[Extracted records]
--- BEGIN ---

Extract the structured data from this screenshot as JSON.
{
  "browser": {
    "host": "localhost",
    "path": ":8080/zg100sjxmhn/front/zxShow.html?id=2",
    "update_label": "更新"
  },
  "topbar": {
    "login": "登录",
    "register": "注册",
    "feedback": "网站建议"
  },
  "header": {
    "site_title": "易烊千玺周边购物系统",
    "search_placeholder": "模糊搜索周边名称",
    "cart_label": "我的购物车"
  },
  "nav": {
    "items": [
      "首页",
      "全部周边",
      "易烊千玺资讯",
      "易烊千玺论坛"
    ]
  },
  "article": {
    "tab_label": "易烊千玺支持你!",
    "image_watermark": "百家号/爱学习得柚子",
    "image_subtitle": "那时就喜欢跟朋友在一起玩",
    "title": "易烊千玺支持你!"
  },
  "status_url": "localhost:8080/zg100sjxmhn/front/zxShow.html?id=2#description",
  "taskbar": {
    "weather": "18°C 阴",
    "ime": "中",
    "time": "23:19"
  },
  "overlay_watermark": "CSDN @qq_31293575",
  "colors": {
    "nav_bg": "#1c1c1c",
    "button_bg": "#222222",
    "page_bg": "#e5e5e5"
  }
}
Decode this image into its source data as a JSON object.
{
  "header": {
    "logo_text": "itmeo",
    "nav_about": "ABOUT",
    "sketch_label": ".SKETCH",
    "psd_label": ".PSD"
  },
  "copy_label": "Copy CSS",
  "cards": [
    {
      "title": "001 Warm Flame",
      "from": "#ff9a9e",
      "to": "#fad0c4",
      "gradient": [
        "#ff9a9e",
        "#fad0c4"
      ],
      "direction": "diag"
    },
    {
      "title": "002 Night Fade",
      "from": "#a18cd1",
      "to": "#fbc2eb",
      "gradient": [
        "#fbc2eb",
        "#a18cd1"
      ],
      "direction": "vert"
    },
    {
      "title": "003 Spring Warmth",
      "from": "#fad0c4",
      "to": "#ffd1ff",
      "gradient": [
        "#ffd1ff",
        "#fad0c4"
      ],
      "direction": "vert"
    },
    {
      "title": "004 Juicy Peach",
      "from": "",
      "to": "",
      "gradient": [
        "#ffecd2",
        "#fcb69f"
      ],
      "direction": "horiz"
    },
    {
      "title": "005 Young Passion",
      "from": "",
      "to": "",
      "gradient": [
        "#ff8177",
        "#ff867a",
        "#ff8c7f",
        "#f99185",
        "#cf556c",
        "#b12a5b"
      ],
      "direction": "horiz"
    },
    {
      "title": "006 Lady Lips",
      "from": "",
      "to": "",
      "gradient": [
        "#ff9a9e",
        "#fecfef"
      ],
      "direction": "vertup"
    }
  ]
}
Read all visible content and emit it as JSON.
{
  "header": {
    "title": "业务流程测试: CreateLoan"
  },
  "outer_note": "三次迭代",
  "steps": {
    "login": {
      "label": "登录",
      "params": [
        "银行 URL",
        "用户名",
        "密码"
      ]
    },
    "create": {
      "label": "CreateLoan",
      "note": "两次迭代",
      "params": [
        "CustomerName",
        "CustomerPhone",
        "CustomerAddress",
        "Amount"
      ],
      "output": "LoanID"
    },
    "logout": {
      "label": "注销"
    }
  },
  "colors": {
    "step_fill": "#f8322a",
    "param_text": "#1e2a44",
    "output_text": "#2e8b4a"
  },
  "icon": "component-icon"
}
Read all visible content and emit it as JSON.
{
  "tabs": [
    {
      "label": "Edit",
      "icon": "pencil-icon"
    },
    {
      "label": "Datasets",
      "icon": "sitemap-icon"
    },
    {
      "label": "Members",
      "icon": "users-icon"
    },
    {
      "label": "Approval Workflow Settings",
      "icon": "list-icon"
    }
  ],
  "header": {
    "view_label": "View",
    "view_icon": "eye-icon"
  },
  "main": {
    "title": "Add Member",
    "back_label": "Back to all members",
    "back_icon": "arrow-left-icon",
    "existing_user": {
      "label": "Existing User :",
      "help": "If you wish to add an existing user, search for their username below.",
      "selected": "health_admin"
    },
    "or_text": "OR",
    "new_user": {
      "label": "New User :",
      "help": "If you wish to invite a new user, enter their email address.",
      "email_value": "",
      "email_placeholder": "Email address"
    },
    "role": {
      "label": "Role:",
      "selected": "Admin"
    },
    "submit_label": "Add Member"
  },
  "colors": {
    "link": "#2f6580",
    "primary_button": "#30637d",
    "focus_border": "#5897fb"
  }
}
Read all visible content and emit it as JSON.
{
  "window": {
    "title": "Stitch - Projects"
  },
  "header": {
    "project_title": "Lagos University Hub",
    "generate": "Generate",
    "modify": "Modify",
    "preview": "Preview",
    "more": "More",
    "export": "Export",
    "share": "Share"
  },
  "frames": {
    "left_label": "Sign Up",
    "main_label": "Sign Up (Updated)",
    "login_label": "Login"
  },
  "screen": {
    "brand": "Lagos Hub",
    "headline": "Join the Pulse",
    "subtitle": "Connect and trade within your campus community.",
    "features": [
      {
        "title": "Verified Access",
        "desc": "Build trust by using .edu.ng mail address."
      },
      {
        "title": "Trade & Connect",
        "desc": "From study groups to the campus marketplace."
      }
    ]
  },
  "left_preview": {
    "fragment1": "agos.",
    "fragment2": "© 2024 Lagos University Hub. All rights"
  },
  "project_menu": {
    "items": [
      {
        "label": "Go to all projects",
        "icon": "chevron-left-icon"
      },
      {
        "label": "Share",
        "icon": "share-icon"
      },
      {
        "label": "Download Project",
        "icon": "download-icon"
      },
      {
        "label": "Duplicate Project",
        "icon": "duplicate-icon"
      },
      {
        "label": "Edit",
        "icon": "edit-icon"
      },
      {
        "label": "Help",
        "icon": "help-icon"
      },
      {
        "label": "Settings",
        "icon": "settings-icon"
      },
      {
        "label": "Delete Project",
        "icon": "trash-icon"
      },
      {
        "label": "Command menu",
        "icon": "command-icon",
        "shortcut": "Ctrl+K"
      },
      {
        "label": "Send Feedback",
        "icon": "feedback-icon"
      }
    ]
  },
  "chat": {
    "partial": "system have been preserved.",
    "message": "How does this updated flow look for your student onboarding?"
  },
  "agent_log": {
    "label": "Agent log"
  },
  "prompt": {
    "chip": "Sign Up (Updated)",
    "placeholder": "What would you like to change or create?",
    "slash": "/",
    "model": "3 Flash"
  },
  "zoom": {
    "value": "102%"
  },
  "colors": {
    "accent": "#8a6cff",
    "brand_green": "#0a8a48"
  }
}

--- END ---

**Task details:** Send back every record, precisely as written.

**Exercise answer:**
Extract the structured data from this screenshot as JSON.
{
  "browser": {
    "host": "localhost",
    "path": ":8080/zg100sjxmhn/front/zxShow.html?id=2",
    "update_label": "更新"
  },
  "topbar": {
    "login": "登录",
    "register": "注册",
    "feedback": "网站建议"
  },
  "header": {
    "site_title": "易烊千玺周边购物系统",
    "search_placeholder": "模糊搜索周边名称",
    "cart_label": "我的购物车"
  },
  "nav": {
    "items": [
      "首页",
      "全部周边",
      "易烊千玺资讯",
      "易烊千玺论坛"
    ]
  },
  "article": {
    "tab_label": "易烊千玺支持你!",
    "image_watermark": "百家号/爱学习得柚子",
    "image_subtitle": "那时就喜欢跟朋友在一起玩",
    "title": "易烊千玺支持你!"
  },
  "status_url": "localhost:8080/zg100sjxmhn/front/zxShow.html?id=2#description",
  "taskbar": {
    "weather": "18°C 阴",
    "ime": "中",
    "time": "23:19"
  },
  "overlay_watermark": "CSDN @qq_31293575",
  "colors": {
    "nav_bg": "#1c1c1c",
    "button_bg": "#222222",
    "page_bg": "#e5e5e5"
  }
}
Decode this image into its source data as a JSON object.
{
  "header": {
    "logo_text": "itmeo",
    "nav_about": "ABOUT",
    "sketch_label": ".SKETCH",
    "psd_label": ".PSD"
  },
  "copy_label": "Copy CSS",
  "cards": [
    {
      "title": "001 Warm Flame",
      "from": "#ff9a9e",
      "to": "#fad0c4",
      "gradient": [
        "#ff9a9e",
        "#fad0c4"
      ],
      "direction": "diag"
    },
    {
      "title": "002 Night Fade",
      "from": "#a18cd1",
      "to": "#fbc2eb",
      "gradient": [
        "#fbc2eb",
        "#a18cd1"
      ],
      "direction": "vert"
    },
    {
      "title": "003 Spring Warmth",
      "from": "#fad0c4",
      "to": "#ffd1ff",
      "gradient": [
        "#ffd1ff",
        "#fad0c4"
      ],
      "direction": "vert"
    },
    {
      "title": "004 Juicy Peach",
      "from": "",
      "to": "",
      "gradient": [
        "#ffecd2",
        "#fcb69f"
      ],
      "direction": "horiz"
    },
    {
      "title": "005 Young Passion",
      "from": "",
      "to": "",
      "gradient": [
        "#ff8177",
        "#ff867a",
        "#ff8c7f",
        "#f99185",
        "#cf556c",
        "#b12a5b"
      ],
      "direction": "horiz"
    },
    {
      "title": "006 Lady Lips",
      "from": "",
      "to": "",
      "gradient": [
        "#ff9a9e",
        "#fecfef"
      ],
      "direction": "vertup"
    }
  ]
}
Read all visible content and emit it as JSON.
{
  "header": {
    "title": "业务流程测试: CreateLoan"
  },
  "outer_note": "三次迭代",
  "steps": {
    "login": {
      "label": "登录",
      "params": [
        "银行 URL",
        "用户名",
        "密码"
      ]
    },
    "create": {
      "label": "CreateLoan",
      "note": "两次迭代",
      "params": [
        "CustomerName",
        "CustomerPhone",
        "CustomerAddress",
        "Amount"
      ],
      "output": "LoanID"
    },
    "logout": {
      "label": "注销"
    }
  },
  "colors": {
    "step_fill": "#f8322a",
    "param_text": "#1e2a44",
    "output_text": "#2e8b4a"
  },
  "icon": "component-icon"
}
Read all visible content and emit it as JSON.
{
  "tabs": [
    {
      "label": "Edit",
      "icon": "pencil-icon"
    },
    {
      "label": "Datasets",
      "icon": "sitemap-icon"
    },
    {
      "label": "Members",
      "icon": "users-icon"
    },
    {
      "label": "Approval Workflow Settings",
      "icon": "list-icon"
    }
  ],
  "header": {
    "view_label": "View",
    "view_icon": "eye-icon"
  },
  "main": {
    "title": "Add Member",
    "back_label": "Back to all members",
    "back_icon": "arrow-left-icon",
    "existing_user": {
      "label": "Existing User :",
      "help": "If you wish to add an existing user, search for their username below.",
      "selected": "health_admin"
    },
    "or_text": "OR",
    "new_user": {
      "label": "New User :",
      "help": "If you wish to invite a new user, enter their email address.",
      "email_value": "",
      "email_placeholder": "Email address"
    },
    "role": {
      "label": "Role:",
      "selected": "Admin"
    },
    "submit_label": "Add Member"
  },
  "colors": {
    "link": "#2f6580",
    "primary_button": "#30637d",
    "focus_border": "#5897fb"
  }
}
Read all visible content and emit it as JSON.
{
  "window": {
    "title": "Stitch - Projects"
  },
  "header": {
    "project_title": "Lagos University Hub",
    "generate": "Generate",
    "modify": "Modify",
    "preview": "Preview",
    "more": "More",
    "export": "Export",
    "share": "Share"
  },
  "frames": {
    "left_label": "Sign Up",
    "main_label": "Sign Up (Updated)",
    "login_label": "Login"
  },
  "screen": {
    "brand": "Lagos Hub",
    "headline": "Join the Pulse",
    "subtitle": "Connect and trade within your campus community.",
    "features": [
      {
        "title": "Verified Access",
        "desc": "Build trust by using .edu.ng mail address."
      },
      {
        "title": "Trade & Connect",
        "desc": "From study groups to the campus marketplace."
      }
    ]
  },
  "left_preview": {
    "fragment1": "agos.",
    "fragment2": "© 2024 Lagos University Hub. All rights"
  },
  "project_menu": {
    "items": [
      {
        "label": "Go to all projects",
        "icon": "chevron-left-icon"
      },
      {
        "label": "Share",
        "icon": "share-icon"
      },
      {
        "label": "Download Project",
        "icon": "download-icon"
      },
      {
        "label": "Duplicate Project",
        "icon": "duplicate-icon"
      },
      {
        "label": "Edit",
        "icon": "edit-icon"
      },
      {
        "label": "Help",
        "icon": "help-icon"
      },
      {
        "label": "Settings",
        "icon": "settings-icon"
      },
      {
        "label": "Delete Project",
        "icon": "trash-icon"
      },
      {
        "label": "Command menu",
        "icon": "command-icon",
        "shortcut": "Ctrl+K"
      },
      {
        "label": "Send Feedback",
        "icon": "feedback-icon"
      }
    ]
  },
  "chat": {
    "partial": "system have been preserved.",
    "message": "How does this updated flow look for your student onboarding?"
  },
  "agent_log": {
    "label": "Agent log"
  },
  "prompt": {
    "chip": "Sign Up (Updated)",
    "placeholder": "What would you like to change or create?",
    "slash": "/",
    "model": "3 Flash"
  },
  "zoom": {
    "value": "102%"
  },
  "colors": {
    "accent": "#8a6cff",
    "brand_green": "#0a8a48"
  }
}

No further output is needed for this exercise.